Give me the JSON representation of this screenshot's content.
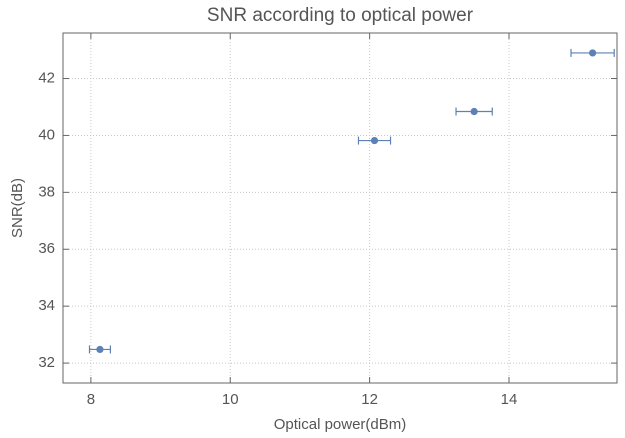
{
  "chart_data": {
    "type": "scatter",
    "title": "SNR according to optical power",
    "x_label": "Optical power(dBm)",
    "y_label": "SNR(dB)",
    "x": [
      8.13,
      12.07,
      13.5,
      15.2
    ],
    "values": [
      32.48,
      39.82,
      40.84,
      42.9
    ],
    "xerr": [
      0.15,
      0.23,
      0.26,
      0.31
    ],
    "color": "#5e81b5",
    "xlim": [
      7.6,
      15.55
    ],
    "ylim": [
      31.3,
      43.6
    ],
    "xticks": [
      8,
      10,
      12,
      14
    ],
    "yticks": [
      32,
      34,
      36,
      38,
      40,
      42
    ],
    "grid": true
  }
}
════════════════════
- **Work to complete**
Repeat the data exactly, dropping every picture it holds.

- **The result**
Give me the JSON representation of this screenshot's content.
{
  "chart_data": {
    "type": "scatter",
    "title": "SNR according to optical power",
    "x_label": "Optical power(dBm)",
    "y_label": "SNR(dB)",
    "x": [
      8.13,
      12.07,
      13.5,
      15.2
    ],
    "values": [
      32.48,
      39.82,
      40.84,
      42.9
    ],
    "xerr": [
      0.15,
      0.23,
      0.26,
      0.31
    ],
    "color": "#5e81b5",
    "xlim": [
      7.6,
      15.55
    ],
    "ylim": [
      31.3,
      43.6
    ],
    "xticks": [
      8,
      10,
      12,
      14
    ],
    "yticks": [
      32,
      34,
      36,
      38,
      40,
      42
    ],
    "grid": true
  }
}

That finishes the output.